Direction: Scan the data below and report how many lines include the word "GCAS". Nothing else is wanted.

Records provided:
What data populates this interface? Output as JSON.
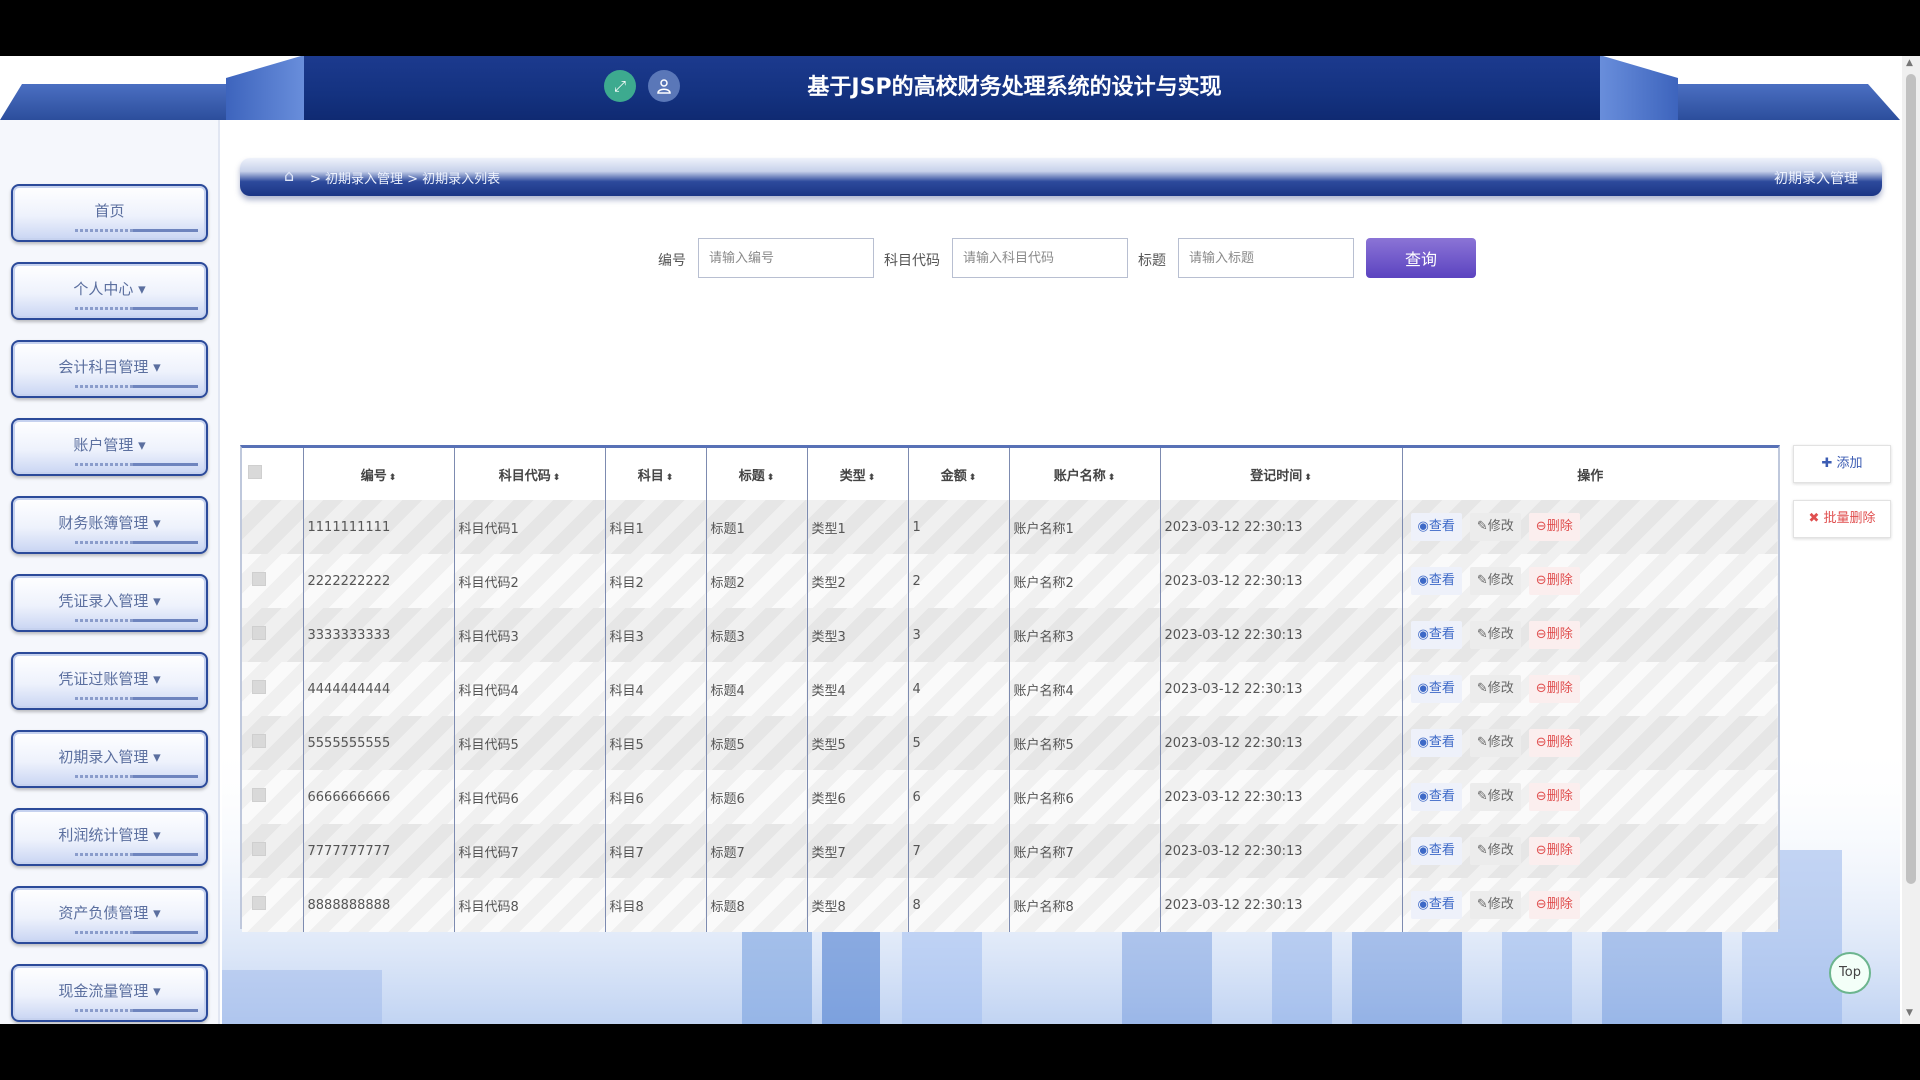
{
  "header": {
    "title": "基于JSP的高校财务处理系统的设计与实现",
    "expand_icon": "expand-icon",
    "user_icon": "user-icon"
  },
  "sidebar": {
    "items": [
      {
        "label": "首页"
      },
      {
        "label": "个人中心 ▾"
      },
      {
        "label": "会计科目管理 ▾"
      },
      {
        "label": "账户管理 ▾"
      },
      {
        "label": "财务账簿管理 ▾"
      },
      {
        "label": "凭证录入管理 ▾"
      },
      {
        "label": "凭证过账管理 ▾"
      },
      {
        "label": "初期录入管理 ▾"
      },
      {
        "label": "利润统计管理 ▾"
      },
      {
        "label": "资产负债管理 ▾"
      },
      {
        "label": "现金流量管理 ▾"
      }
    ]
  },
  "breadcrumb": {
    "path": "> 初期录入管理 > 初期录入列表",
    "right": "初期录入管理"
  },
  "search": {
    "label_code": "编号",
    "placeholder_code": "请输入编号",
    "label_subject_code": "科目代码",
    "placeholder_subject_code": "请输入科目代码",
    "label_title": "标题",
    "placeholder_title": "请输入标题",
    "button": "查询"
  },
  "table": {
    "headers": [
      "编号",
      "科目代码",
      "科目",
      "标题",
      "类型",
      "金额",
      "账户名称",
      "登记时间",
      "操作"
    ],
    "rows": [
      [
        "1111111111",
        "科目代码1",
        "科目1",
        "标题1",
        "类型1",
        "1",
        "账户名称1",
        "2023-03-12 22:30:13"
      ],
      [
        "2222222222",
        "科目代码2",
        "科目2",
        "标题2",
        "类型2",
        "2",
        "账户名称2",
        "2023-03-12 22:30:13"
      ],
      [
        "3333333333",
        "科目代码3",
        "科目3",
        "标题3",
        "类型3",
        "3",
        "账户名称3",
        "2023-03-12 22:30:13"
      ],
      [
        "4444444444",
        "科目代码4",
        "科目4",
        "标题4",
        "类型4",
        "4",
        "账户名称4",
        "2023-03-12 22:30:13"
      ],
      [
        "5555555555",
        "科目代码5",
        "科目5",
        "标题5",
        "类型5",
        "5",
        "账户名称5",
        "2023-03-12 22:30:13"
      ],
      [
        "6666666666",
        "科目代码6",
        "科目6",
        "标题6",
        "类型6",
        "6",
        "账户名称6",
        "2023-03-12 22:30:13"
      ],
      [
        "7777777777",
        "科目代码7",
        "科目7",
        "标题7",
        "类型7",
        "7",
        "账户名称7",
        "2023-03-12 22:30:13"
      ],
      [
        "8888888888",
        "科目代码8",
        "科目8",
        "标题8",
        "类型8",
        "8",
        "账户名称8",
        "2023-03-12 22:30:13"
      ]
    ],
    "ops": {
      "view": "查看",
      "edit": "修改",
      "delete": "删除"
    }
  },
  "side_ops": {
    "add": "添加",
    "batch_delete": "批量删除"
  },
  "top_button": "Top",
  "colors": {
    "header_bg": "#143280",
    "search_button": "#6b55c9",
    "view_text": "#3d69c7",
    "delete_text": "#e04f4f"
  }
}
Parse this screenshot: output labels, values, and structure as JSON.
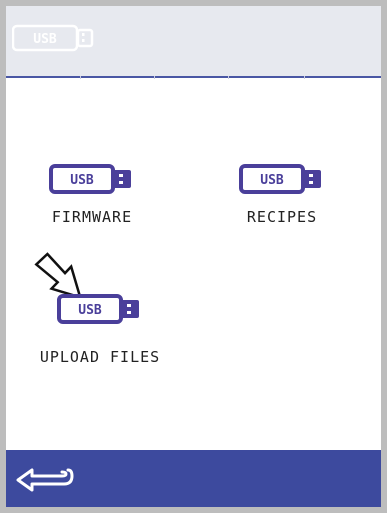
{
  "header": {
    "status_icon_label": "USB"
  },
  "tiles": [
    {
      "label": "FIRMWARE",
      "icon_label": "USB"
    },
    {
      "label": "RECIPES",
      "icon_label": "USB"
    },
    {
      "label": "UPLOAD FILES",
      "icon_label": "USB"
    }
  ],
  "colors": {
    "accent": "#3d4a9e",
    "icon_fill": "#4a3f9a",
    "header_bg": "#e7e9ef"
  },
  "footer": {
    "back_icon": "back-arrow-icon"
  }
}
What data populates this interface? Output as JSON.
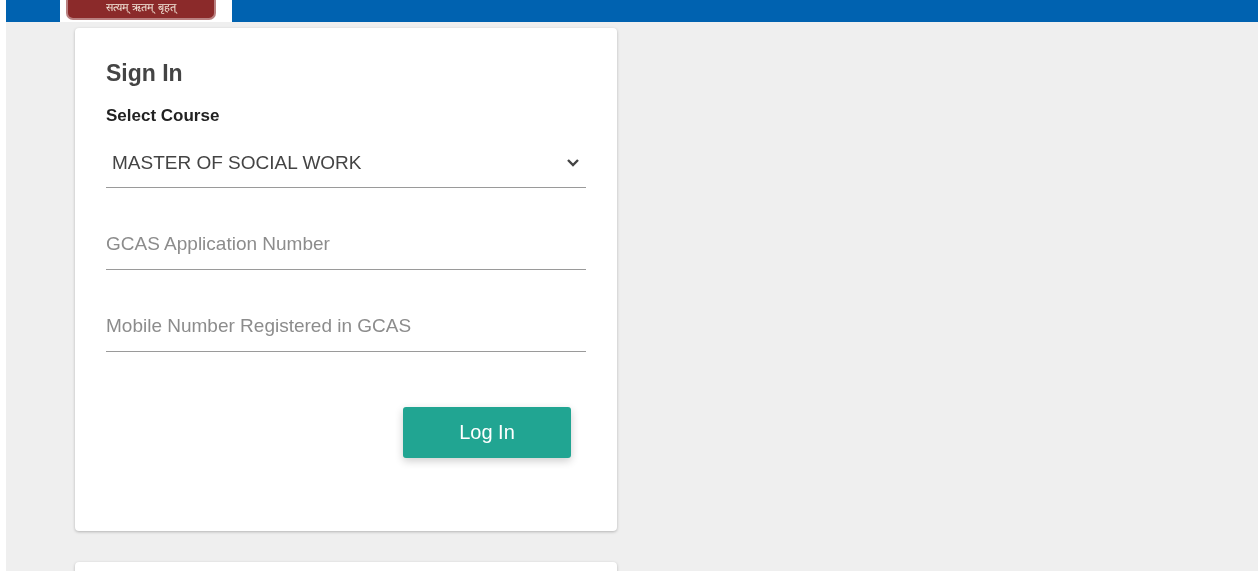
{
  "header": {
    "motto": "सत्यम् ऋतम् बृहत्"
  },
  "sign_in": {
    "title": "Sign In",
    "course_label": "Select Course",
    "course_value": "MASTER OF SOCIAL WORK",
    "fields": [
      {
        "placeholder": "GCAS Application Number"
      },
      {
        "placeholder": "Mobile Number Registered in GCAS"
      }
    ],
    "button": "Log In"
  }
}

* * *

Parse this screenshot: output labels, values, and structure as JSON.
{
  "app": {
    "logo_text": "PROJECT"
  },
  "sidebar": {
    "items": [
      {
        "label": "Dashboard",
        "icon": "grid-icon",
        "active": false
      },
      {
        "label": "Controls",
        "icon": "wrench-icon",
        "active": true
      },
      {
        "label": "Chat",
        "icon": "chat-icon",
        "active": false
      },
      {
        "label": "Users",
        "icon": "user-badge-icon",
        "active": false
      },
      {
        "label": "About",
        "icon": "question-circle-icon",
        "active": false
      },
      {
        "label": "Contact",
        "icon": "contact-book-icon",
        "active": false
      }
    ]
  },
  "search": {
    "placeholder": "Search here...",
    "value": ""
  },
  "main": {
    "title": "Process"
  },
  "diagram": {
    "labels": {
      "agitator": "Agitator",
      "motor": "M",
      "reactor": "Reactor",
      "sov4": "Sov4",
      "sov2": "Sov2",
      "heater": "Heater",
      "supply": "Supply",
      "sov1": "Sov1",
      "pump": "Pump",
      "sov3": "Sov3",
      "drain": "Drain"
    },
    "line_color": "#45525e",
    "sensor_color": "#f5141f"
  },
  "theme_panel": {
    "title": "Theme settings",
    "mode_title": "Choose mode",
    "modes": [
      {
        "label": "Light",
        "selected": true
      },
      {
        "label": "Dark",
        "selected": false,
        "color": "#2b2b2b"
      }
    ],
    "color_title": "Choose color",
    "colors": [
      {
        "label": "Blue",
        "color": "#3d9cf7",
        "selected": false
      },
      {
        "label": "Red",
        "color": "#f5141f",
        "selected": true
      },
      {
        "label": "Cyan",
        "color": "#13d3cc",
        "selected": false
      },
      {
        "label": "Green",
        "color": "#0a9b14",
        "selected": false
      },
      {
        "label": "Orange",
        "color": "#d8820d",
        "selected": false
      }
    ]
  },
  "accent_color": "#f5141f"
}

The completed task: 2